> **What is expected**: State how many lines of the data contain the word "screenshot", and write nothing besides the number.

--------

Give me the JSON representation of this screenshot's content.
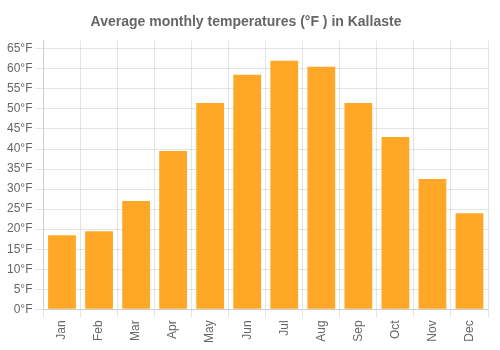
{
  "chart_data": {
    "type": "bar",
    "title": "Average monthly temperatures (°F ) in Kallaste",
    "categories": [
      "Jan",
      "Feb",
      "Mar",
      "Apr",
      "May",
      "Jun",
      "Jul",
      "Aug",
      "Sep",
      "Oct",
      "Nov",
      "Dec"
    ],
    "values": [
      18.5,
      19.5,
      27,
      39.5,
      51.5,
      58.5,
      62,
      60.5,
      51.5,
      43,
      32.5,
      24
    ],
    "color": "#FFA726",
    "ylim": [
      0,
      67
    ],
    "yticks": [
      {
        "value": 0,
        "label": "0°F"
      },
      {
        "value": 5,
        "label": "5°F"
      },
      {
        "value": 10,
        "label": "10°F"
      },
      {
        "value": 15,
        "label": "15°F"
      },
      {
        "value": 20,
        "label": "20°F"
      },
      {
        "value": 25,
        "label": "25°F"
      },
      {
        "value": 30,
        "label": "30°F"
      },
      {
        "value": 35,
        "label": "35°F"
      },
      {
        "value": 40,
        "label": "40°F"
      },
      {
        "value": 45,
        "label": "45°F"
      },
      {
        "value": 50,
        "label": "50°F"
      },
      {
        "value": 55,
        "label": "55°F"
      },
      {
        "value": 60,
        "label": "60°F"
      },
      {
        "value": 65,
        "label": "65°F"
      }
    ],
    "grid": true
  }
}
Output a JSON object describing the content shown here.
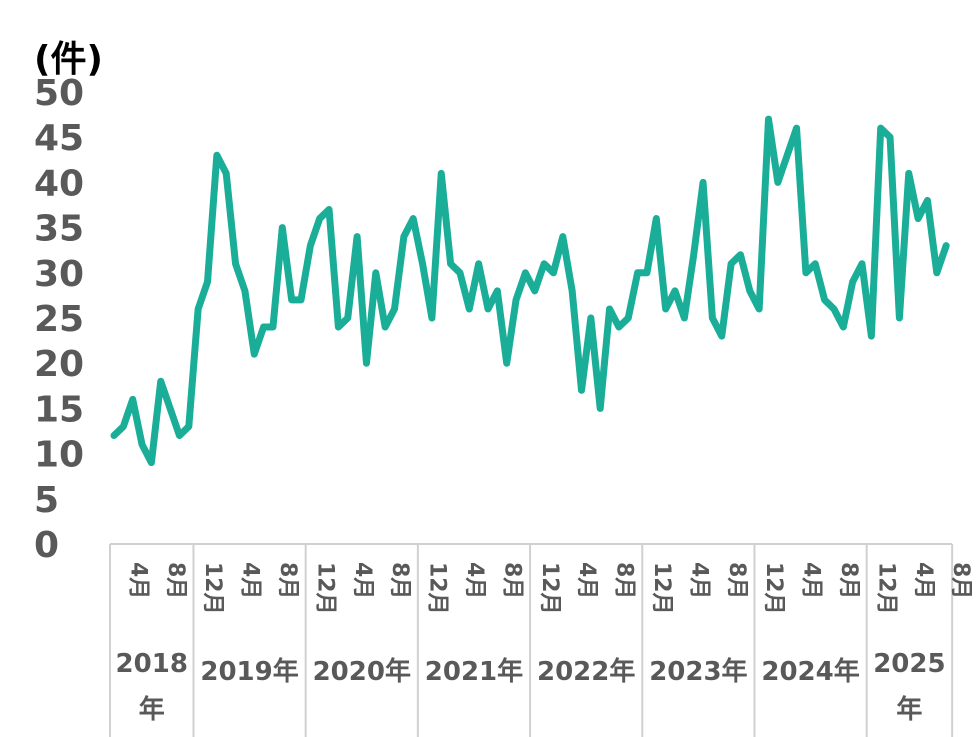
{
  "chart_data": {
    "type": "line",
    "unit_label": "(件)",
    "ylim": [
      0,
      50
    ],
    "y_ticks": [
      "0",
      "5",
      "10",
      "15",
      "20",
      "25",
      "30",
      "35",
      "40",
      "45",
      "50"
    ],
    "grid": false,
    "legend": "none",
    "colors": {
      "line": "#1aae98",
      "axis": "#d0d0d0",
      "text": "#595959"
    },
    "x_start": "2018-03",
    "tick_labels": [
      {
        "month": "2018-04",
        "label": "4月"
      },
      {
        "month": "2018-08",
        "label": "8月"
      },
      {
        "month": "2018-12",
        "label": "12月"
      },
      {
        "month": "2019-04",
        "label": "4月"
      },
      {
        "month": "2019-08",
        "label": "8月"
      },
      {
        "month": "2019-12",
        "label": "12月"
      },
      {
        "month": "2020-04",
        "label": "4月"
      },
      {
        "month": "2020-08",
        "label": "8月"
      },
      {
        "month": "2020-12",
        "label": "12月"
      },
      {
        "month": "2021-04",
        "label": "4月"
      },
      {
        "month": "2021-08",
        "label": "8月"
      },
      {
        "month": "2021-12",
        "label": "12月"
      },
      {
        "month": "2022-04",
        "label": "4月"
      },
      {
        "month": "2022-08",
        "label": "8月"
      },
      {
        "month": "2022-12",
        "label": "12月"
      },
      {
        "month": "2023-04",
        "label": "4月"
      },
      {
        "month": "2023-08",
        "label": "8月"
      },
      {
        "month": "2023-12",
        "label": "12月"
      },
      {
        "month": "2024-04",
        "label": "4月"
      },
      {
        "month": "2024-08",
        "label": "8月"
      },
      {
        "month": "2024-12",
        "label": "12月"
      },
      {
        "month": "2025-04",
        "label": "4月"
      },
      {
        "month": "2025-08",
        "label": "8月"
      }
    ],
    "years": [
      {
        "label": "2018年",
        "from": "2018-03",
        "to": "2018-11",
        "wrap": true
      },
      {
        "label": "2019年",
        "from": "2018-12",
        "to": "2019-11",
        "wrap": false
      },
      {
        "label": "2020年",
        "from": "2019-12",
        "to": "2020-11",
        "wrap": false
      },
      {
        "label": "2021年",
        "from": "2020-12",
        "to": "2021-11",
        "wrap": false
      },
      {
        "label": "2022年",
        "from": "2021-12",
        "to": "2022-11",
        "wrap": false
      },
      {
        "label": "2023年",
        "from": "2022-12",
        "to": "2023-11",
        "wrap": false
      },
      {
        "label": "2024年",
        "from": "2023-12",
        "to": "2024-11",
        "wrap": false
      },
      {
        "label": "2025年",
        "from": "2024-12",
        "to": "2025-08",
        "wrap": true
      }
    ],
    "series": [
      {
        "values": [
          12,
          13,
          16,
          11,
          9,
          18,
          15,
          12,
          13,
          26,
          29,
          43,
          41,
          31,
          28,
          21,
          24,
          24,
          35,
          27,
          27,
          33,
          36,
          37,
          24,
          25,
          34,
          20,
          30,
          24,
          26,
          34,
          36,
          31,
          25,
          41,
          31,
          30,
          26,
          31,
          26,
          28,
          20,
          27,
          30,
          28,
          31,
          30,
          34,
          28,
          17,
          25,
          15,
          26,
          24,
          25,
          30,
          30,
          36,
          26,
          28,
          25,
          32,
          40,
          25,
          23,
          31,
          32,
          28,
          26,
          47,
          40,
          43,
          46,
          30,
          31,
          27,
          26,
          24,
          29,
          31,
          23,
          46,
          45,
          25,
          41,
          36,
          38,
          30,
          33
        ]
      }
    ]
  }
}
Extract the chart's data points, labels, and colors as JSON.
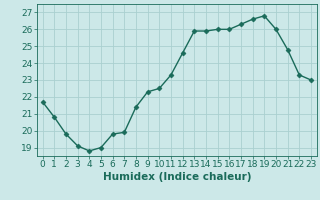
{
  "x": [
    0,
    1,
    2,
    3,
    4,
    5,
    6,
    7,
    8,
    9,
    10,
    11,
    12,
    13,
    14,
    15,
    16,
    17,
    18,
    19,
    20,
    21,
    22,
    23
  ],
  "y": [
    21.7,
    20.8,
    19.8,
    19.1,
    18.8,
    19.0,
    19.8,
    19.9,
    21.4,
    22.3,
    22.5,
    23.3,
    24.6,
    25.9,
    25.9,
    26.0,
    26.0,
    26.3,
    26.6,
    26.8,
    26.0,
    24.8,
    23.3,
    23.0
  ],
  "line_color": "#1a6b5a",
  "marker": "D",
  "marker_size": 2.5,
  "bg_color": "#cce8e8",
  "grid_color": "#aad0d0",
  "xlabel": "Humidex (Indice chaleur)",
  "xlim": [
    -0.5,
    23.5
  ],
  "ylim": [
    18.5,
    27.5
  ],
  "yticks": [
    19,
    20,
    21,
    22,
    23,
    24,
    25,
    26,
    27
  ],
  "xticks": [
    0,
    1,
    2,
    3,
    4,
    5,
    6,
    7,
    8,
    9,
    10,
    11,
    12,
    13,
    14,
    15,
    16,
    17,
    18,
    19,
    20,
    21,
    22,
    23
  ],
  "tick_color": "#1a6b5a",
  "tick_fontsize": 6.5,
  "xlabel_fontsize": 7.5
}
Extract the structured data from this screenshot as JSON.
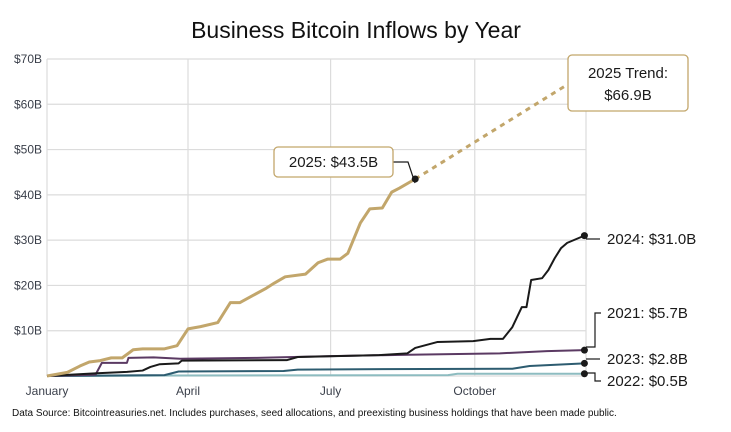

--------

> **Answer to the problem**: 2